▸ **TASK PROMPT**
Output each line of the material exactly as it stands.

========================================================================

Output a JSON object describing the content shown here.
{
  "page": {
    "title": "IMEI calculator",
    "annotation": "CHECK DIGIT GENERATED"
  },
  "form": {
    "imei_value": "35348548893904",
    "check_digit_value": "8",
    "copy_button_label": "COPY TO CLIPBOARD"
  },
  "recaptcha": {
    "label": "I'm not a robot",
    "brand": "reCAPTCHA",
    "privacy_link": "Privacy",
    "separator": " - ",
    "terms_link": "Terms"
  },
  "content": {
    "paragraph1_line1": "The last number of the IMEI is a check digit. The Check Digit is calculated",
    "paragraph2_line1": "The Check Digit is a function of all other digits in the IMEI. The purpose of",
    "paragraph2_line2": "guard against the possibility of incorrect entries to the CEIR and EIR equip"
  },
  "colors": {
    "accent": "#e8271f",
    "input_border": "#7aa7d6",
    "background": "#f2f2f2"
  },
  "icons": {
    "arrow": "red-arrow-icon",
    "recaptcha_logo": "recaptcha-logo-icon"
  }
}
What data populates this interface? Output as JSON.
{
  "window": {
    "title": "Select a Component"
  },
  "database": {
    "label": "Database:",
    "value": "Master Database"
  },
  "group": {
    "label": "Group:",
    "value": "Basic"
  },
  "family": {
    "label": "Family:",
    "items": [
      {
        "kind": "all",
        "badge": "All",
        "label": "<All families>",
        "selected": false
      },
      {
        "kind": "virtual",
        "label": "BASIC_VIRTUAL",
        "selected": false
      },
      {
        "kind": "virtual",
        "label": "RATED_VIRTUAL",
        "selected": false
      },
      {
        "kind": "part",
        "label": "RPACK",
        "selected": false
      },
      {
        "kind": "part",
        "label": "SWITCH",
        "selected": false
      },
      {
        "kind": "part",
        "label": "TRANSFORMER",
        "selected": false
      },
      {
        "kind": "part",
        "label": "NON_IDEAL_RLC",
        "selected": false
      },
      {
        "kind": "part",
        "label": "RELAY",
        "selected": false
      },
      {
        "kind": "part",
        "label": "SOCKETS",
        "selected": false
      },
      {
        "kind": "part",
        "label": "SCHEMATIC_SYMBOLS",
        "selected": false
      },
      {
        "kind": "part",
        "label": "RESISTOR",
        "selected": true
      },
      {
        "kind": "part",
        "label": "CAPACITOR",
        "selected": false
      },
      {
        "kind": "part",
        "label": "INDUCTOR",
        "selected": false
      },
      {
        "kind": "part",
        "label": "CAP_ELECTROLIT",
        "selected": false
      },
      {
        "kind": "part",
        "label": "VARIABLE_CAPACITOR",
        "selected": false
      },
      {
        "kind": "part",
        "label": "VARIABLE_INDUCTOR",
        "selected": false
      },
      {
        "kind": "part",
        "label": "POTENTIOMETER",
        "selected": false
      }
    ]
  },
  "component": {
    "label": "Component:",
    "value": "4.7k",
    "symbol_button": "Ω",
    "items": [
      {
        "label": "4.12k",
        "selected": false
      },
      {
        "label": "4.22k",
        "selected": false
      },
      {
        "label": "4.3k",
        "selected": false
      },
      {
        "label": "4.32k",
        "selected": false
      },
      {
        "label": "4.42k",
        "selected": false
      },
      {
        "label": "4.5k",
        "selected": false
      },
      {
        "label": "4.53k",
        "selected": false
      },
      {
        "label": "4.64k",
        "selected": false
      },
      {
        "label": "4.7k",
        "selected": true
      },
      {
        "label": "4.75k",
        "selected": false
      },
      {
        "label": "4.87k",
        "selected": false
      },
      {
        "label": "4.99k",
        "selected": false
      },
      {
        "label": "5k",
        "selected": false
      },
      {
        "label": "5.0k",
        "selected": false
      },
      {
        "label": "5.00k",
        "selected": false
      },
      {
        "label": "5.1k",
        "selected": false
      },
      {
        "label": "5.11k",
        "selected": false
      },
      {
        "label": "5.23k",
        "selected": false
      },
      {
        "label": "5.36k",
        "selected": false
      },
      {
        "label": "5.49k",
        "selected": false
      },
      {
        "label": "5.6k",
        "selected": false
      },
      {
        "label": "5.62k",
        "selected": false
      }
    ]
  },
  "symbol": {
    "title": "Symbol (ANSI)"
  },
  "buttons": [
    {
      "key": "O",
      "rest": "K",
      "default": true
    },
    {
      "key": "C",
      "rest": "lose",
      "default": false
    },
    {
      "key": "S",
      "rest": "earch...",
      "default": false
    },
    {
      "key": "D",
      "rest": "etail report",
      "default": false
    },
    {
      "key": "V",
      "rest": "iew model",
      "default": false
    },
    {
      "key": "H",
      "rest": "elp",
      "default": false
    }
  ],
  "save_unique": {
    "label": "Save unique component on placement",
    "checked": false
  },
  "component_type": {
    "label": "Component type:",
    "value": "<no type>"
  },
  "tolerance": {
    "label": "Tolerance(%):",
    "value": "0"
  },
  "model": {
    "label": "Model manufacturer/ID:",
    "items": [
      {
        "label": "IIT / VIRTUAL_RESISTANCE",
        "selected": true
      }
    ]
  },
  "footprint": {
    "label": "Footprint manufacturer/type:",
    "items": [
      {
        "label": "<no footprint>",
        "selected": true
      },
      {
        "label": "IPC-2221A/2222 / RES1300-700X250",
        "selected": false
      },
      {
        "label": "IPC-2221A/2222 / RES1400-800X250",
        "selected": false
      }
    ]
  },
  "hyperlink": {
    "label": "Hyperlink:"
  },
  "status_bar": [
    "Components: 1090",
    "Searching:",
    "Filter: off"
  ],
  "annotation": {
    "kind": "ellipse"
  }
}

========================================================================

▸ **RESPONSE BELOW**
Output a JSON object describing the content shown here.
{
  "page": {
    "title": "IMEI calculator",
    "annotation": "CHECK DIGIT GENERATED"
  },
  "form": {
    "imei_value": "35348548893904",
    "check_digit_value": "8",
    "copy_button_label": "COPY TO CLIPBOARD"
  },
  "recaptcha": {
    "label": "I'm not a robot",
    "brand": "reCAPTCHA",
    "privacy_link": "Privacy",
    "separator": " - ",
    "terms_link": "Terms"
  },
  "content": {
    "paragraph1_line1": "The last number of the IMEI is a check digit. The Check Digit is calculated",
    "paragraph2_line1": "The Check Digit is a function of all other digits in the IMEI. The purpose of",
    "paragraph2_line2": "guard against the possibility of incorrect entries to the CEIR and EIR equip"
  },
  "colors": {
    "accent": "#e8271f",
    "input_border": "#7aa7d6",
    "background": "#f2f2f2"
  },
  "icons": {
    "arrow": "red-arrow-icon",
    "recaptcha_logo": "recaptcha-logo-icon"
  }
}
What data populates this interface? Output as JSON.
{
  "window": {
    "title": "Select a Component"
  },
  "database": {
    "label": "Database:",
    "value": "Master Database"
  },
  "group": {
    "label": "Group:",
    "value": "Basic"
  },
  "family": {
    "label": "Family:",
    "items": [
      {
        "kind": "all",
        "badge": "All",
        "label": "<All families>",
        "selected": false
      },
      {
        "kind": "virtual",
        "label": "BASIC_VIRTUAL",
        "selected": false
      },
      {
        "kind": "virtual",
        "label": "RATED_VIRTUAL",
        "selected": false
      },
      {
        "kind": "part",
        "label": "RPACK",
        "selected": false
      },
      {
        "kind": "part",
        "label": "SWITCH",
        "selected": false
      },
      {
        "kind": "part",
        "label": "TRANSFORMER",
        "selected": false
      },
      {
        "kind": "part",
        "label": "NON_IDEAL_RLC",
        "selected": false
      },
      {
        "kind": "part",
        "label": "RELAY",
        "selected": false
      },
      {
        "kind": "part",
        "label": "SOCKETS",
        "selected": false
      },
      {
        "kind": "part",
        "label": "SCHEMATIC_SYMBOLS",
        "selected": false
      },
      {
        "kind": "part",
        "label": "RESISTOR",
        "selected": true
      },
      {
        "kind": "part",
        "label": "CAPACITOR",
        "selected": false
      },
      {
        "kind": "part",
        "label": "INDUCTOR",
        "selected": false
      },
      {
        "kind": "part",
        "label": "CAP_ELECTROLIT",
        "selected": false
      },
      {
        "kind": "part",
        "label": "VARIABLE_CAPACITOR",
        "selected": false
      },
      {
        "kind": "part",
        "label": "VARIABLE_INDUCTOR",
        "selected": false
      },
      {
        "kind": "part",
        "label": "POTENTIOMETER",
        "selected": false
      }
    ]
  },
  "component": {
    "label": "Component:",
    "value": "4.7k",
    "symbol_button": "Ω",
    "items": [
      {
        "label": "4.12k",
        "selected": false
      },
      {
        "label": "4.22k",
        "selected": false
      },
      {
        "label": "4.3k",
        "selected": false
      },
      {
        "label": "4.32k",
        "selected": false
      },
      {
        "label": "4.42k",
        "selected": false
      },
      {
        "label": "4.5k",
        "selected": false
      },
      {
        "label": "4.53k",
        "selected": false
      },
      {
        "label": "4.64k",
        "selected": false
      },
      {
        "label": "4.7k",
        "selected": true
      },
      {
        "label": "4.75k",
        "selected": false
      },
      {
        "label": "4.87k",
        "selected": false
      },
      {
        "label": "4.99k",
        "selected": false
      },
      {
        "label": "5k",
        "selected": false
      },
      {
        "label": "5.0k",
        "selected": false
      },
      {
        "label": "5.00k",
        "selected": false
      },
      {
        "label": "5.1k",
        "selected": false
      },
      {
        "label": "5.11k",
        "selected": false
      },
      {
        "label": "5.23k",
        "selected": false
      },
      {
        "label": "5.36k",
        "selected": false
      },
      {
        "label": "5.49k",
        "selected": false
      },
      {
        "label": "5.6k",
        "selected": false
      },
      {
        "label": "5.62k",
        "selected": false
      }
    ]
  },
  "symbol": {
    "title": "Symbol (ANSI)"
  },
  "buttons": [
    {
      "key": "O",
      "rest": "K",
      "default": true
    },
    {
      "key": "C",
      "rest": "lose",
      "default": false
    },
    {
      "key": "S",
      "rest": "earch...",
      "default": false
    },
    {
      "key": "D",
      "rest": "etail report",
      "default": false
    },
    {
      "key": "V",
      "rest": "iew model",
      "default": false
    },
    {
      "key": "H",
      "rest": "elp",
      "default": false
    }
  ],
  "save_unique": {
    "label": "Save unique component on placement",
    "checked": false
  },
  "component_type": {
    "label": "Component type:",
    "value": "<no type>"
  },
  "tolerance": {
    "label": "Tolerance(%):",
    "value": "0"
  },
  "model": {
    "label": "Model manufacturer/ID:",
    "items": [
      {
        "label": "IIT / VIRTUAL_RESISTANCE",
        "selected": true
      }
    ]
  },
  "footprint": {
    "label": "Footprint manufacturer/type:",
    "items": [
      {
        "label": "<no footprint>",
        "selected": true
      },
      {
        "label": "IPC-2221A/2222 / RES1300-700X250",
        "selected": false
      },
      {
        "label": "IPC-2221A/2222 / RES1400-800X250",
        "selected": false
      }
    ]
  },
  "hyperlink": {
    "label": "Hyperlink:"
  },
  "status_bar": [
    "Components: 1090",
    "Searching:",
    "Filter: off"
  ],
  "annotation": {
    "kind": "ellipse"
  }
}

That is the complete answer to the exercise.